• [TASK DIRECTIONS]: Search the listing below for the word "Commercial" and copy each line that holds it.

======== THE INPUT

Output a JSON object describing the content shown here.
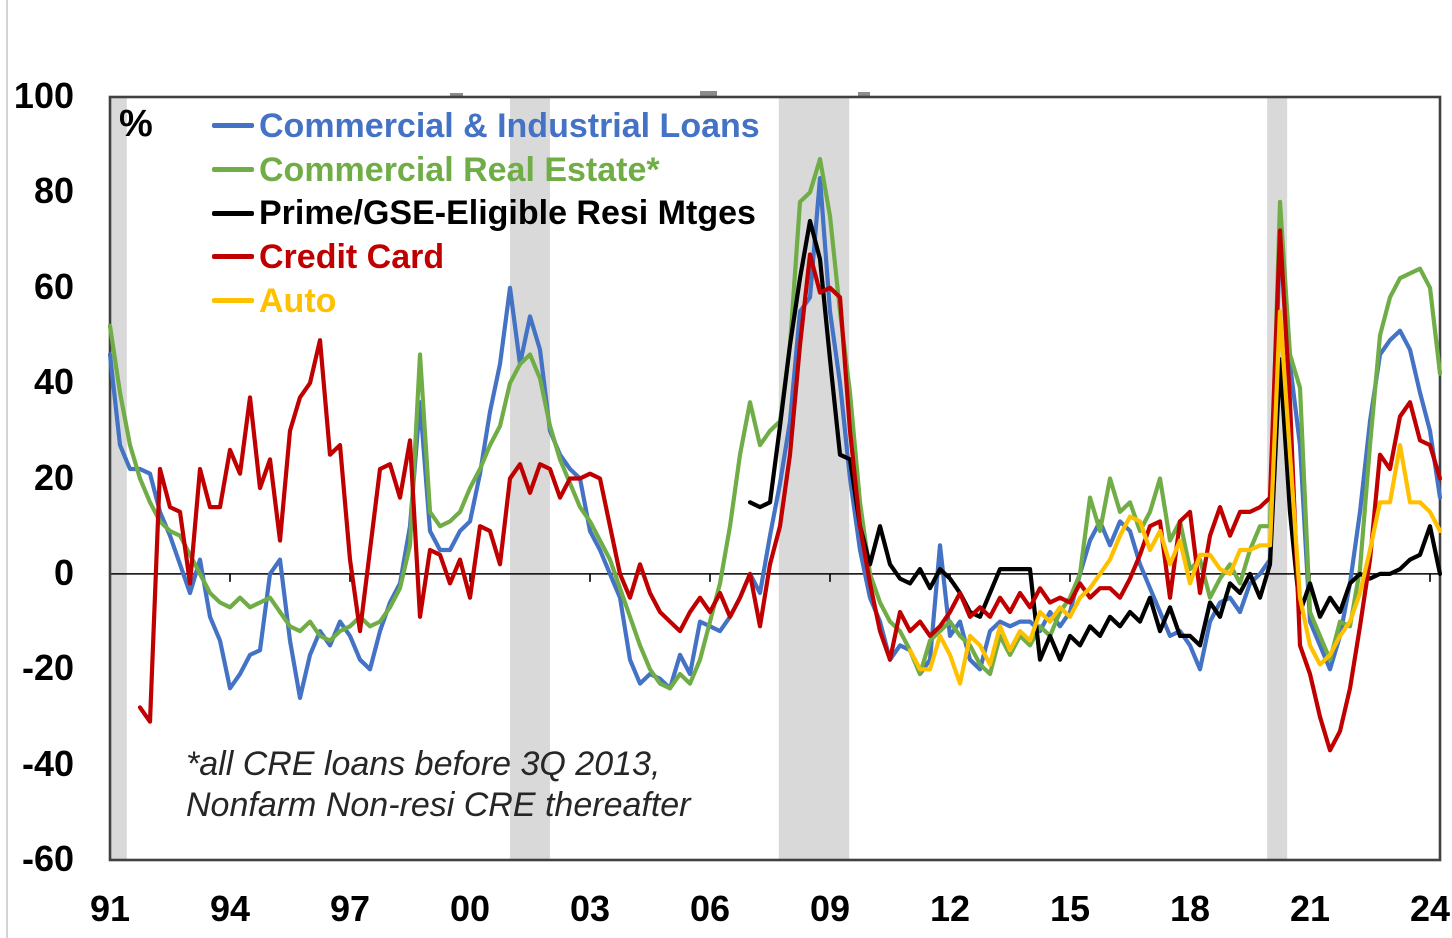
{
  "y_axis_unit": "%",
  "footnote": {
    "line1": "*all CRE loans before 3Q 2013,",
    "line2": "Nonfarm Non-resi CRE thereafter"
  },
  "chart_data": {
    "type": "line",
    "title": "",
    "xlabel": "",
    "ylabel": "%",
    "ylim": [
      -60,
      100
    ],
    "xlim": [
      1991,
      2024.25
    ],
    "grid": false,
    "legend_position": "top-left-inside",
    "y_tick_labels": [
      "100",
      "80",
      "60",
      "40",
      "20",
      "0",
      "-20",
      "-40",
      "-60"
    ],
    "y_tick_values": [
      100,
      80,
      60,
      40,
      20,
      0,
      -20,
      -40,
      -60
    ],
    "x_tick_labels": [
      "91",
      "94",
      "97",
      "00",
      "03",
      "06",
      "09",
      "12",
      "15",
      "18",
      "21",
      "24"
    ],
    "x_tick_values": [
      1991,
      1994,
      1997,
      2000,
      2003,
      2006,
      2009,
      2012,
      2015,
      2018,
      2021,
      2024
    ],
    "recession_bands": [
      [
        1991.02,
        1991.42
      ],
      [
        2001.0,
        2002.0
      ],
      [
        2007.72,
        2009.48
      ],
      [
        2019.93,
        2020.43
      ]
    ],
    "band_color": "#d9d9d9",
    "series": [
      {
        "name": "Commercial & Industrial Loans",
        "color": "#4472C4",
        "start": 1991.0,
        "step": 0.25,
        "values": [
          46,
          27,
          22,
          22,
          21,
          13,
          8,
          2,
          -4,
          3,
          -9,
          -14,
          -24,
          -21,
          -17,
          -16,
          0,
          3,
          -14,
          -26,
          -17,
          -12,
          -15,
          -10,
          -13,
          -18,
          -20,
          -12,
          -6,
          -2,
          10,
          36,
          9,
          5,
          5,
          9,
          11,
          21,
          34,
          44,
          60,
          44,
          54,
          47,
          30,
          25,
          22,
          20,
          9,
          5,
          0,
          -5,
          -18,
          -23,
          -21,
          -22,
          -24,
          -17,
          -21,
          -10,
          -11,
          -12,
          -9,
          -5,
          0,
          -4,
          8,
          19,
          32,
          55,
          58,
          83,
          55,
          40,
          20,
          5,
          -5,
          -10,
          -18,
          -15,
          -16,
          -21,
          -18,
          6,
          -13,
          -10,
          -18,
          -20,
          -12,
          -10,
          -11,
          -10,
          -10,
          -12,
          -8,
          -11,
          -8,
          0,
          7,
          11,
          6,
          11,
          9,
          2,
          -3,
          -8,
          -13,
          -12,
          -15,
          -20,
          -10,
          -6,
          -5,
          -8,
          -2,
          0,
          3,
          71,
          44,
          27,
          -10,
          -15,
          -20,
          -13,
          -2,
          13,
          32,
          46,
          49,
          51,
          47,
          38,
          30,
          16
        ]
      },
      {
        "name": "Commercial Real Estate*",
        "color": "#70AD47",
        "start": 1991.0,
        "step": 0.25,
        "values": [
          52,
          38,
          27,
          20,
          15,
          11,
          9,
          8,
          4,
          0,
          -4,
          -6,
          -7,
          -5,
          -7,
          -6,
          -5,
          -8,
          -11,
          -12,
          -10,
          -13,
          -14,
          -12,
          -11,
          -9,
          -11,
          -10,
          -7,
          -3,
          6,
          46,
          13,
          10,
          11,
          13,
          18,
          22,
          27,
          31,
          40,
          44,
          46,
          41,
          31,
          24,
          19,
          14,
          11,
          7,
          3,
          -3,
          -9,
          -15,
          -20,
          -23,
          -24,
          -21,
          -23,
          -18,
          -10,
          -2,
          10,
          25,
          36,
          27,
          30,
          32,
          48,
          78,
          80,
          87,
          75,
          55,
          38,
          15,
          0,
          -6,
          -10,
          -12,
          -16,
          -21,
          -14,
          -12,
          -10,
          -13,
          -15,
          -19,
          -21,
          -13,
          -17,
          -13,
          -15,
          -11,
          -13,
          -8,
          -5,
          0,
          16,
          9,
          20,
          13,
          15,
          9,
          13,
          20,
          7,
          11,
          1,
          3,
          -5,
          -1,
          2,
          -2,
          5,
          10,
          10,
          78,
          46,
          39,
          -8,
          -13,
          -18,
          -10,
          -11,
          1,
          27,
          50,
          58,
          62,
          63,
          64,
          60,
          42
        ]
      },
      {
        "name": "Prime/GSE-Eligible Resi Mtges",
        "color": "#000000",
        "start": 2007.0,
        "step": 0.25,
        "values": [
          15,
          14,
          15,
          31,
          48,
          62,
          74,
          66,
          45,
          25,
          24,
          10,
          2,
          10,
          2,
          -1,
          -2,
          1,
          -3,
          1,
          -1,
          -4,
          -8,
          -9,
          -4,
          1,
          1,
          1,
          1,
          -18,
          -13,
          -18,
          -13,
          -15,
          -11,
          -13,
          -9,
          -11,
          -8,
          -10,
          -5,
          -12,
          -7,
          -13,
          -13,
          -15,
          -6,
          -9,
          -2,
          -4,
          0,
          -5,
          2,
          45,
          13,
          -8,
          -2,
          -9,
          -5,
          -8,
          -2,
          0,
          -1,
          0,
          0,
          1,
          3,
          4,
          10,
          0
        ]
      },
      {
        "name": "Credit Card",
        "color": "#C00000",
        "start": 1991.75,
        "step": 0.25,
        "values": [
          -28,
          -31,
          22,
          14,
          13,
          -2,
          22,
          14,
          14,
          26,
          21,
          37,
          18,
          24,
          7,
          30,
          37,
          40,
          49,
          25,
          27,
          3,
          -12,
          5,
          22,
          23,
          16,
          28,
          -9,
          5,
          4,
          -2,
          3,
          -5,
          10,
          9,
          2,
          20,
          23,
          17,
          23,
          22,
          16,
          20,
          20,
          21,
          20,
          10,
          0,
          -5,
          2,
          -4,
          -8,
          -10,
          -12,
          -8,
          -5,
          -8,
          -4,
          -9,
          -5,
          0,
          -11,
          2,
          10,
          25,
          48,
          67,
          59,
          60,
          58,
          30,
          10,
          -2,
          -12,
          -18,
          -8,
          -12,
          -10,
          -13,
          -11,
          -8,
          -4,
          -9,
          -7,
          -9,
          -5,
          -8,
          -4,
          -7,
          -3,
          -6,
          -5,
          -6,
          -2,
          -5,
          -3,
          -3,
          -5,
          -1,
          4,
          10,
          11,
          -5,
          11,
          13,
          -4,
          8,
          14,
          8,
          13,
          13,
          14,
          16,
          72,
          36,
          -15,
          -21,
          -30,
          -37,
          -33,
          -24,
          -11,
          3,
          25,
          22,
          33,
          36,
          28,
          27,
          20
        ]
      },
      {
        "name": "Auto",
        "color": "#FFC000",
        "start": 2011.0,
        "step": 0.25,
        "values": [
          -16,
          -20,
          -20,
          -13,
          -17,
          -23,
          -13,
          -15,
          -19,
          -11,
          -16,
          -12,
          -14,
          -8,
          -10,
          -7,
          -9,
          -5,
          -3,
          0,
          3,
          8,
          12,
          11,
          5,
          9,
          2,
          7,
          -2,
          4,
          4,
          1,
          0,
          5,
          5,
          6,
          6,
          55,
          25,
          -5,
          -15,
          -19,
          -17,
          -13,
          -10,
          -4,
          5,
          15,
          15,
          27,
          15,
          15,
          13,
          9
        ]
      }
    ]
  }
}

================
======== THE INPUT

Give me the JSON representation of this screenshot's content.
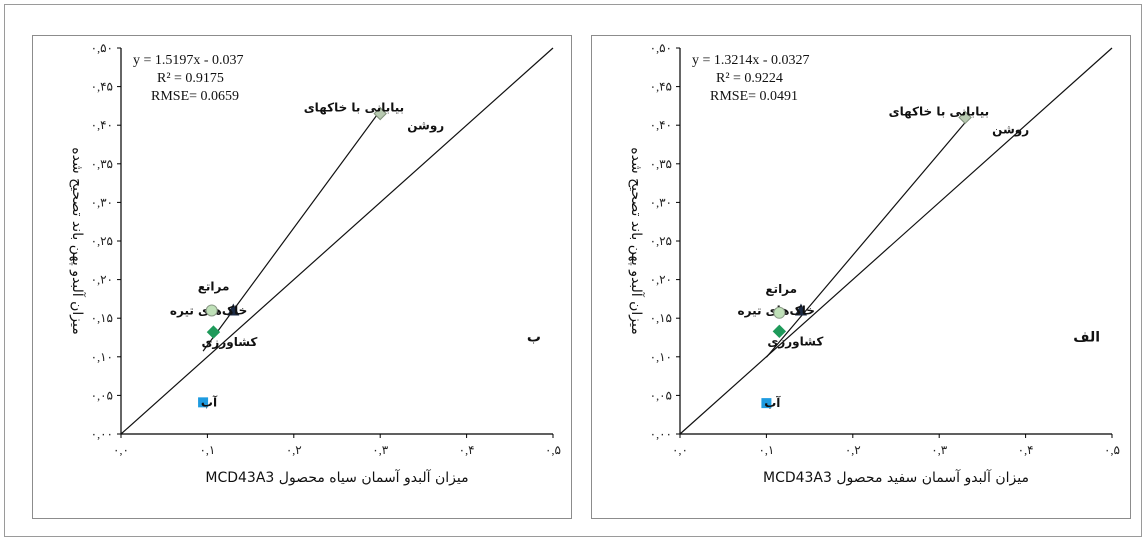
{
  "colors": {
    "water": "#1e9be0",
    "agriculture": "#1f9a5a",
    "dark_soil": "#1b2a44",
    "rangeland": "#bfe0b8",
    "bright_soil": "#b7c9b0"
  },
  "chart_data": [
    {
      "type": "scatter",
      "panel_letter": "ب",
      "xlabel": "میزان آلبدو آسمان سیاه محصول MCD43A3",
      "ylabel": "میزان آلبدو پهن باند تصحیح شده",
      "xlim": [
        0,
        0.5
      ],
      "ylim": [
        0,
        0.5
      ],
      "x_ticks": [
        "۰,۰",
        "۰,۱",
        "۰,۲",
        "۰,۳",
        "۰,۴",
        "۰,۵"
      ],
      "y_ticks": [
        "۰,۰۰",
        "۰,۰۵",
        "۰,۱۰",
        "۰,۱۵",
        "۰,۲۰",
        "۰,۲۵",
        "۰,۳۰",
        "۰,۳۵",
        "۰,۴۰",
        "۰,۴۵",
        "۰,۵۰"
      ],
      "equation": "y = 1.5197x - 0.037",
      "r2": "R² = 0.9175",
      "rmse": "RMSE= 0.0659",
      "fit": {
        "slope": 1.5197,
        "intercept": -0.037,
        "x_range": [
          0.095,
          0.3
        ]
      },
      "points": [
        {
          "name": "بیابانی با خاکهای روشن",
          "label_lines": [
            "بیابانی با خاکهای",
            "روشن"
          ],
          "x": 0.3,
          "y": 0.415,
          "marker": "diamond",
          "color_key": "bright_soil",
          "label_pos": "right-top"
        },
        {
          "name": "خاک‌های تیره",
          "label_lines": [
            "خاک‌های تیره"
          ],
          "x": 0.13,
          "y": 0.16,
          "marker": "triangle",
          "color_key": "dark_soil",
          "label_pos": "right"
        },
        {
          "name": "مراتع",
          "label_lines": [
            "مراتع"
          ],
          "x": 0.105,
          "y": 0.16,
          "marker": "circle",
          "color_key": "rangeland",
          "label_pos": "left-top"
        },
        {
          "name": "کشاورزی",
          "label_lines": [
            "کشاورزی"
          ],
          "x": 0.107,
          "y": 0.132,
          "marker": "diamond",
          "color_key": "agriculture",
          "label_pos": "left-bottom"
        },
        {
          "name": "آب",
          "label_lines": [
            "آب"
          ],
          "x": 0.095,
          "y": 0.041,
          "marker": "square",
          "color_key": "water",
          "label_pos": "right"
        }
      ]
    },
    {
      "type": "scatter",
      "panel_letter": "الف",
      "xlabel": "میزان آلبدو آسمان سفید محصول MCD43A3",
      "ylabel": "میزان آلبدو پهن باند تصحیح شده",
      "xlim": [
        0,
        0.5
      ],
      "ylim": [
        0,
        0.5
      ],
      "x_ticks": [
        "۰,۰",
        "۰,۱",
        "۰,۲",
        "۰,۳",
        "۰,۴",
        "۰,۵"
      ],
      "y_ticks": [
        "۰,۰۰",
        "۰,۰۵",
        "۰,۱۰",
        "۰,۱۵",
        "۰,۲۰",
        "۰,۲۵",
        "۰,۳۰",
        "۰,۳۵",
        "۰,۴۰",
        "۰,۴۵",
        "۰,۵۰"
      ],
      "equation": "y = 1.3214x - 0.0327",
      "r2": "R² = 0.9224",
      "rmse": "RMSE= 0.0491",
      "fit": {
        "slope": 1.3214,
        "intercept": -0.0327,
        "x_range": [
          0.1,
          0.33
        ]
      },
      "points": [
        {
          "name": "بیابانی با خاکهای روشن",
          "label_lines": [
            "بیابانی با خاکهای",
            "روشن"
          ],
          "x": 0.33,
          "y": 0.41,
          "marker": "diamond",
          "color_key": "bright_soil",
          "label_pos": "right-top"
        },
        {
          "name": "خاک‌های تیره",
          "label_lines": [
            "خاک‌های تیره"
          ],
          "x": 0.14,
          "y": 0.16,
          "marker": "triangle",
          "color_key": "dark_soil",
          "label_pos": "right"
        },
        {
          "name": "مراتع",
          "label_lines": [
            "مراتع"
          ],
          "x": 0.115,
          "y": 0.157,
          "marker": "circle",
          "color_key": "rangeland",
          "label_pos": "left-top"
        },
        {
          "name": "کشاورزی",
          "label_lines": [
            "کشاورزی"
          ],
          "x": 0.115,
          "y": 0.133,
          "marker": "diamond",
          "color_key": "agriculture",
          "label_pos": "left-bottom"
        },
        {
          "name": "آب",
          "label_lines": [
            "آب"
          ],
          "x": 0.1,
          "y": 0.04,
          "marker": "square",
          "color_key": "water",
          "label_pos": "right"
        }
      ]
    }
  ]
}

================
======== THE INPUT

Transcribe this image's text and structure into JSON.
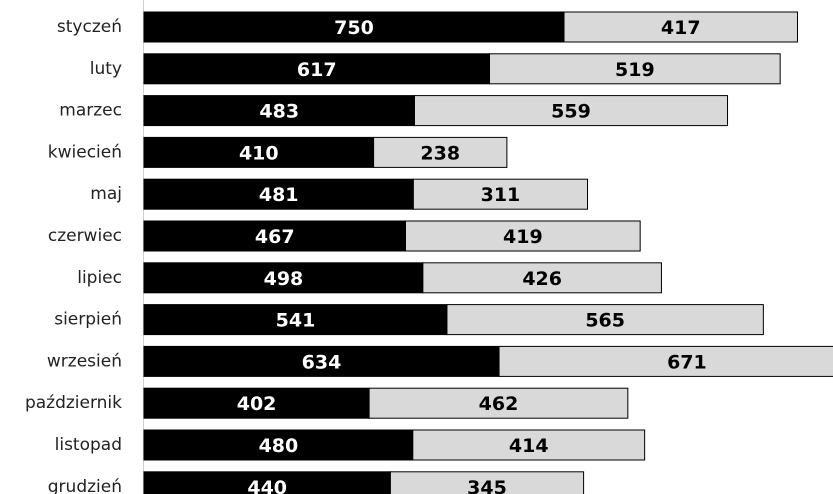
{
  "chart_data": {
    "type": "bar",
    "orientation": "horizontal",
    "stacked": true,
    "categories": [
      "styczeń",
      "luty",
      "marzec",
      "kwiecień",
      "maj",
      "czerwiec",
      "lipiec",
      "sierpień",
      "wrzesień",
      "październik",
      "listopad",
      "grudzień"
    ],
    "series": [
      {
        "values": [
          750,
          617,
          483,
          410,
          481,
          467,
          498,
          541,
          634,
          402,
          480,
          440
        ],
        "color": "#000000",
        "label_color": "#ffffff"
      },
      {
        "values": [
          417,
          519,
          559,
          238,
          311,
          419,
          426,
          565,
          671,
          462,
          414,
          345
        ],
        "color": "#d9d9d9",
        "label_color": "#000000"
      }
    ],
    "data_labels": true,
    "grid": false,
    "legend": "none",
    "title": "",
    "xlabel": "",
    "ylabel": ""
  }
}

================

• [ANSWER BELOW]:
        "name": "Commercial & Industrial Loans",
        "name": "Commercial Real Estate*",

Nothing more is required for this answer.